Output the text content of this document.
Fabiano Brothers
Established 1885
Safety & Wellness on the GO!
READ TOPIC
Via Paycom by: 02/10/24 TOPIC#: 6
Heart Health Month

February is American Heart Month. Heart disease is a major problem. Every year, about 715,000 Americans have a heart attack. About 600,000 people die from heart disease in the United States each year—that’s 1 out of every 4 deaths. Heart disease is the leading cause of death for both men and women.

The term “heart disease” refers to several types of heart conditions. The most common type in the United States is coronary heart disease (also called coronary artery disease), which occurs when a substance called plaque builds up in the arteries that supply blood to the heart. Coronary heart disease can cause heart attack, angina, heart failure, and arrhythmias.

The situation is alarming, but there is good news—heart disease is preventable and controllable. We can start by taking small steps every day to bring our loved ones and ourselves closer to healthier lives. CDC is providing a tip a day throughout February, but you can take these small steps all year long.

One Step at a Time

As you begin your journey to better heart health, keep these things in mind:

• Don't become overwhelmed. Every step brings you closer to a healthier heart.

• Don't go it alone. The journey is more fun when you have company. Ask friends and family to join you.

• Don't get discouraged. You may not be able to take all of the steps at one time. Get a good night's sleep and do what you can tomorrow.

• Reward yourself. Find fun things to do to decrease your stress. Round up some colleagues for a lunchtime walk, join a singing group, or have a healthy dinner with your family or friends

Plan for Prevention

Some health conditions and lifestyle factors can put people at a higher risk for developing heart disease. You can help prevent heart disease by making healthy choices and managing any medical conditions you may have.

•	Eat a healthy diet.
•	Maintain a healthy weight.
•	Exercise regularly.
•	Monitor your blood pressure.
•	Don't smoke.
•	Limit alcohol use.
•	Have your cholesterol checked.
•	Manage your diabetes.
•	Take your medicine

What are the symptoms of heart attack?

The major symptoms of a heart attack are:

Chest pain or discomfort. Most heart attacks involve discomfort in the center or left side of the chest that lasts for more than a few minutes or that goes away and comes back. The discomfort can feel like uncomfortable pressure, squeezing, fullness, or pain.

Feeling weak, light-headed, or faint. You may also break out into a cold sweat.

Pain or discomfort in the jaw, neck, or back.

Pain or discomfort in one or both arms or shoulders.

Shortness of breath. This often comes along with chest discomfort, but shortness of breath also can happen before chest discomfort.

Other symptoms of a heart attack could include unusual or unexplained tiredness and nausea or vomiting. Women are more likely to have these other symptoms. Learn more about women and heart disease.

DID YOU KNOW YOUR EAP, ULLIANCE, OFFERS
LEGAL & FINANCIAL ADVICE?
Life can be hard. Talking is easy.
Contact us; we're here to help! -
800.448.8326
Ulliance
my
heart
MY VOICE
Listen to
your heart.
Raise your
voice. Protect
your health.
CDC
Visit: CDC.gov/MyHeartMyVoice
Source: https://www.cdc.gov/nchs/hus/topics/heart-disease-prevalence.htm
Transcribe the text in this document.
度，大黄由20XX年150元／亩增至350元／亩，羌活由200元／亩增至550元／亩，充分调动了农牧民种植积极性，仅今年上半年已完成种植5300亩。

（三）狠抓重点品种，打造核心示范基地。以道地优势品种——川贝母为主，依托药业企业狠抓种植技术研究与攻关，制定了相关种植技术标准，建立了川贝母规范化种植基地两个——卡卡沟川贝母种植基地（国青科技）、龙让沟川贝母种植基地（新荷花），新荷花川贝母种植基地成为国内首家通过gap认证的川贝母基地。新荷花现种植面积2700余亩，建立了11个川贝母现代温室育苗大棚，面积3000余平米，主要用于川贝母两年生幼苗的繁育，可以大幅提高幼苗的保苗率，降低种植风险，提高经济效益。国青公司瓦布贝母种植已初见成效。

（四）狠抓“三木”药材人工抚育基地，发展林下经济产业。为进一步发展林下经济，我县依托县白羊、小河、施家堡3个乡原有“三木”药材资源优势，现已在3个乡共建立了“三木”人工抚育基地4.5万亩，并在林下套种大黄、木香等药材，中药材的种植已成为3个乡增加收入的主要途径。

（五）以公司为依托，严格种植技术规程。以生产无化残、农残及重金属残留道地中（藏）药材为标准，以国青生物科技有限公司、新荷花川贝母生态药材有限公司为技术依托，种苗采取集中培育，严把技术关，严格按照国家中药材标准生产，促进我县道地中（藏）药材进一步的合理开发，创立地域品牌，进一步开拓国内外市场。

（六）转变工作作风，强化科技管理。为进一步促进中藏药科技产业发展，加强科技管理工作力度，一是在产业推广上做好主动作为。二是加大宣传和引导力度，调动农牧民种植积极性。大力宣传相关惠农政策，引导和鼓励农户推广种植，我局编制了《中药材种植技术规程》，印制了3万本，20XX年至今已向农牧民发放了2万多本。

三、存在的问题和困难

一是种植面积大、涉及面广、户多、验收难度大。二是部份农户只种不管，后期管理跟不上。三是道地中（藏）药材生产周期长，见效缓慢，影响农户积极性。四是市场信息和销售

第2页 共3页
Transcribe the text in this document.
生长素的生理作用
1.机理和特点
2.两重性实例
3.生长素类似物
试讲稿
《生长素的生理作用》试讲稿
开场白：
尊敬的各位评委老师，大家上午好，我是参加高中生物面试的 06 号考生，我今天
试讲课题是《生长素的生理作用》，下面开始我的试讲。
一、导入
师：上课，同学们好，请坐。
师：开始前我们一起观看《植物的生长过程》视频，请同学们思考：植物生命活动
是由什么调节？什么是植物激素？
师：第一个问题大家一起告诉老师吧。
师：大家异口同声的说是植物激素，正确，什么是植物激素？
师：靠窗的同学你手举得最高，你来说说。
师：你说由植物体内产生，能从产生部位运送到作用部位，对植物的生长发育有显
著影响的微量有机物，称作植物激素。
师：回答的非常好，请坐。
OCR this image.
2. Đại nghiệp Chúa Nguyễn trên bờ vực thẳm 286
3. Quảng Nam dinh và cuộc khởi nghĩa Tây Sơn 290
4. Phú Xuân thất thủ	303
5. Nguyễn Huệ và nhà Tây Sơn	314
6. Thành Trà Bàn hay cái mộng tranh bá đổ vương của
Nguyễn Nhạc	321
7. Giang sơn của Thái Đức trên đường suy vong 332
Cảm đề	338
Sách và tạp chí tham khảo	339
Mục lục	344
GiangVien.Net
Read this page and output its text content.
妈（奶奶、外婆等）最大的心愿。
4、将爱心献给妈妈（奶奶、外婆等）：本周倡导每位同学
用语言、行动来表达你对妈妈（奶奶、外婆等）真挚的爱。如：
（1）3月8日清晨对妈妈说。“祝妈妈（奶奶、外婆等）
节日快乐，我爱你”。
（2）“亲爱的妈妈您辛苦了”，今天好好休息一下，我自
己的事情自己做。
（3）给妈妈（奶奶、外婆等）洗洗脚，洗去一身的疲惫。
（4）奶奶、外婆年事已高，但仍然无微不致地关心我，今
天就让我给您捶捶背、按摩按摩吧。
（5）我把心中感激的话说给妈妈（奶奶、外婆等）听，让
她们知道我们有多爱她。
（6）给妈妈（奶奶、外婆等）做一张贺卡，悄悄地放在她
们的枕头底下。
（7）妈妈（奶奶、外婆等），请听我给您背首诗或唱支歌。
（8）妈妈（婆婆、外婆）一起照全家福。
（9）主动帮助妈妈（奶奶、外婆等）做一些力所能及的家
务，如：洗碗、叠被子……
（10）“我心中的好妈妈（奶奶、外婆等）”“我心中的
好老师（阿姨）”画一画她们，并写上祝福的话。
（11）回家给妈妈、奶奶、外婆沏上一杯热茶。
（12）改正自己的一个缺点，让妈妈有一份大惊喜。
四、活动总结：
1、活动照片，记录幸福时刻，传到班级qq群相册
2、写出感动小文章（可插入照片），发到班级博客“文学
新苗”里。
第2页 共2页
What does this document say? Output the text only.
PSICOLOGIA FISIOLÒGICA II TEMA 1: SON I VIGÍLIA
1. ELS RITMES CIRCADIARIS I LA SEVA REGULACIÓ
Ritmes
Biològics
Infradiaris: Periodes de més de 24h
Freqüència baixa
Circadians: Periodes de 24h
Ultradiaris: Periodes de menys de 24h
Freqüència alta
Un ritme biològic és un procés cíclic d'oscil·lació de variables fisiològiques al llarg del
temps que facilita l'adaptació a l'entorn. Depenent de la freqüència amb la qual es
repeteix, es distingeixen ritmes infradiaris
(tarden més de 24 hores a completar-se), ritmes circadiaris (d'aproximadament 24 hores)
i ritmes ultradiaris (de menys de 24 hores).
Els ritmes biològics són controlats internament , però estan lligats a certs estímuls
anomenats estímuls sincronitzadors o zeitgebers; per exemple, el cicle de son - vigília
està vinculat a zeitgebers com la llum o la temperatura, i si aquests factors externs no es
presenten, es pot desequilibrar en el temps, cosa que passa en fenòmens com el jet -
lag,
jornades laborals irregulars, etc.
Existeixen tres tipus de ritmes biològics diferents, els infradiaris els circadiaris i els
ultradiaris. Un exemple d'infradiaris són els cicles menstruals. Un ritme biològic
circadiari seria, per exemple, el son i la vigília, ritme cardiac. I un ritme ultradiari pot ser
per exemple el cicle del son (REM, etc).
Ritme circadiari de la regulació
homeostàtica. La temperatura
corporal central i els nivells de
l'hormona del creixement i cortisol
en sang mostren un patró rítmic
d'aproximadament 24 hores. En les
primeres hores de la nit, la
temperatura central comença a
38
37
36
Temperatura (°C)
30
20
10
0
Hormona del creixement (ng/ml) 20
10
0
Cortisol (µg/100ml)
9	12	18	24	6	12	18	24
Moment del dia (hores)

- - - - - - -

■ EXERCISE GOAL ■
Pick out the lines that have the word "closer". Copy them all.

■ ANSWER TO THE PROBLEM ■
The situation is alarming, but there is good news—heart disease is preventable and controllable. We can start by taking small steps every day to bring our loved ones and ourselves closer to healthier lives. CDC is providing a tip a day throughout February, but you can take these small steps all year long.
• Don't become overwhelmed. Every step brings you closer to a healthier heart.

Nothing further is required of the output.